*Exercise instructions:*
Copy every line of the records below word for word, keeping their order.

*Information shown:*

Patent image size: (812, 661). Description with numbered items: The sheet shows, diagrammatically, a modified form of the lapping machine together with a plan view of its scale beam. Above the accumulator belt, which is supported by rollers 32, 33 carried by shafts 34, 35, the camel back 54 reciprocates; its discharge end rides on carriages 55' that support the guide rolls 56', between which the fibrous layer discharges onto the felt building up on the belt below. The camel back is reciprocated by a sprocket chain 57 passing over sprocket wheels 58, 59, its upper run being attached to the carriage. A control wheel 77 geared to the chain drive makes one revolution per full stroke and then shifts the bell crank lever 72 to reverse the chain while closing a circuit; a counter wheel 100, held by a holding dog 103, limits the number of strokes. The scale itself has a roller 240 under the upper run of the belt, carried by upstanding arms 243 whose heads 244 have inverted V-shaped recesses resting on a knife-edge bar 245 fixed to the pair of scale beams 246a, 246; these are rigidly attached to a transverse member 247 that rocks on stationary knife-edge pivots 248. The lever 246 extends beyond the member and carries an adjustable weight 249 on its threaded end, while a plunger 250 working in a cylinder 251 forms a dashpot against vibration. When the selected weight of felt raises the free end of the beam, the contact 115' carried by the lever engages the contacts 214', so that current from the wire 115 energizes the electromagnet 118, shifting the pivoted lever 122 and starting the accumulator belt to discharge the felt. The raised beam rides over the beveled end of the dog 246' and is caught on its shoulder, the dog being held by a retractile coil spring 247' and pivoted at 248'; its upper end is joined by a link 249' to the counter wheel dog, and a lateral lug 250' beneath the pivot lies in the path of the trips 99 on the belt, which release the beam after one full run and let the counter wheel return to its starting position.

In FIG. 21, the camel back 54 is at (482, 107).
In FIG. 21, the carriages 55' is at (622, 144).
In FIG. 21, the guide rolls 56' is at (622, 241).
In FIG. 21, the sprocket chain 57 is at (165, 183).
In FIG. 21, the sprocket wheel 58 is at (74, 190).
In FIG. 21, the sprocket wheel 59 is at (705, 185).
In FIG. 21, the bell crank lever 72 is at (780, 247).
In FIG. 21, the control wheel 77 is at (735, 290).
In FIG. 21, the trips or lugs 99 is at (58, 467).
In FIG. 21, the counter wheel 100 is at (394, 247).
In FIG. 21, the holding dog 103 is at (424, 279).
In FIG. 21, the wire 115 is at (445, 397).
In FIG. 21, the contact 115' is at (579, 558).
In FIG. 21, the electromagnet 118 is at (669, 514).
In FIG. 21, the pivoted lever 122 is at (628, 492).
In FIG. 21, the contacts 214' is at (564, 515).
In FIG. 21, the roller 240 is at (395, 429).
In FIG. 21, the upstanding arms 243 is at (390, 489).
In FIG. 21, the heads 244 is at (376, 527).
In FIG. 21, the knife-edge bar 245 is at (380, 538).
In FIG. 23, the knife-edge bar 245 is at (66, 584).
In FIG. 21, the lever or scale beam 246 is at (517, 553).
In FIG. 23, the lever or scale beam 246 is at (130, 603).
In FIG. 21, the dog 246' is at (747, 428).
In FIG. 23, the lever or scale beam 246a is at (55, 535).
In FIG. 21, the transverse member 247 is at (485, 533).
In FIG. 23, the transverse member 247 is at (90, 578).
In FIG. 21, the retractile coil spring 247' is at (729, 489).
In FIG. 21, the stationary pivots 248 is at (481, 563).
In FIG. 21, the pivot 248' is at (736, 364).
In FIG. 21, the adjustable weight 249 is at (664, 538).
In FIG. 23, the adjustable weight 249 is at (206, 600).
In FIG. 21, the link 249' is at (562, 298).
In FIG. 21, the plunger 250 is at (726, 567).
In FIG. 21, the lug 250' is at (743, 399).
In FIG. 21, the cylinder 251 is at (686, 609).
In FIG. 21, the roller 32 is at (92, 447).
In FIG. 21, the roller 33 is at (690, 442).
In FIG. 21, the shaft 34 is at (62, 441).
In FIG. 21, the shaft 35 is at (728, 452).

*Task answer:*
Patent image size: (812, 661). Description with numbered items: The sheet shows, diagrammatically, a modified form of the lapping machine together with a plan view of its scale beam. Above the accumulator belt, which is supported by rollers 32, 33 carried by shafts 34, 35, the camel back 54 reciprocates; its discharge end rides on carriages 55' that support the guide rolls 56', between which the fibrous layer discharges onto the felt building up on the belt below. The camel back is reciprocated by a sprocket chain 57 passing over sprocket wheels 58, 59, its upper run being attached to the carriage. A control wheel 77 geared to the chain drive makes one revolution per full stroke and then shifts the bell crank lever 72 to reverse the chain while closing a circuit; a counter wheel 100, held by a holding dog 103, limits the number of strokes. The scale itself has a roller 240 under the upper run of the belt, carried by upstanding arms 243 whose heads 244 have inverted V-shaped recesses resting on a knife-edge bar 245 fixed to the pair of scale beams 246a, 246; these are rigidly attached to a transverse member 247 that rocks on stationary knife-edge pivots 248. The lever 246 extends beyond the member and carries an adjustable weight 249 on its threaded end, while a plunger 250 working in a cylinder 251 forms a dashpot against vibration. When the selected weight of felt raises the free end of the beam, the contact 115' carried by the lever engages the contacts 214', so that current from the wire 115 energizes the electromagnet 118, shifting the pivoted lever 122 and starting the accumulator belt to discharge the felt. The raised beam rides over the beveled end of the dog 246' and is caught on its shoulder, the dog being held by a retractile coil spring 247' and pivoted at 248'; its upper end is joined by a link 249' to the counter wheel dog, and a lateral lug 250' beneath the pivot lies in the path of the trips 99 on the belt, which release the beam after one full run and let the counter wheel return to its starting position.

In FIG. 21, the camel back 54 is at (482, 107).
In FIG. 21, the carriages 55' is at (622, 144).
In FIG. 21, the guide rolls 56' is at (622, 241).
In FIG. 21, the sprocket chain 57 is at (165, 183).
In FIG. 21, the sprocket wheel 58 is at (74, 190).
In FIG. 21, the sprocket wheel 59 is at (705, 185).
In FIG. 21, the bell crank lever 72 is at (780, 247).
In FIG. 21, the control wheel 77 is at (735, 290).
In FIG. 21, the trips or lugs 99 is at (58, 467).
In FIG. 21, the counter wheel 100 is at (394, 247).
In FIG. 21, the holding dog 103 is at (424, 279).
In FIG. 21, the wire 115 is at (445, 397).
In FIG. 21, the contact 115' is at (579, 558).
In FIG. 21, the electromagnet 118 is at (669, 514).
In FIG. 21, the pivoted lever 122 is at (628, 492).
In FIG. 21, the contacts 214' is at (564, 515).
In FIG. 21, the roller 240 is at (395, 429).
In FIG. 21, the upstanding arms 243 is at (390, 489).
In FIG. 21, the heads 244 is at (376, 527).
In FIG. 21, the knife-edge bar 245 is at (380, 538).
In FIG. 23, the knife-edge bar 245 is at (66, 584).
In FIG. 21, the lever or scale beam 246 is at (517, 553).
In FIG. 23, the lever or scale beam 246 is at (130, 603).
In FIG. 21, the dog 246' is at (747, 428).
In FIG. 23, the lever or scale beam 246a is at (55, 535).
In FIG. 21, the transverse member 247 is at (485, 533).
In FIG. 23, the transverse member 247 is at (90, 578).
In FIG. 21, the retractile coil spring 247' is at (729, 489).
In FIG. 21, the stationary pivots 248 is at (481, 563).
In FIG. 21, the pivot 248' is at (736, 364).
In FIG. 21, the adjustable weight 249 is at (664, 538).
In FIG. 23, the adjustable weight 249 is at (206, 600).
In FIG. 21, the link 249' is at (562, 298).
In FIG. 21, the plunger 250 is at (726, 567).
In FIG. 21, the lug 250' is at (743, 399).
In FIG. 21, the cylinder 251 is at (686, 609).
In FIG. 21, the roller 32 is at (92, 447).
In FIG. 21, the roller 33 is at (690, 442).
In FIG. 21, the shaft 34 is at (62, 441).
In FIG. 21, the shaft 35 is at (728, 452).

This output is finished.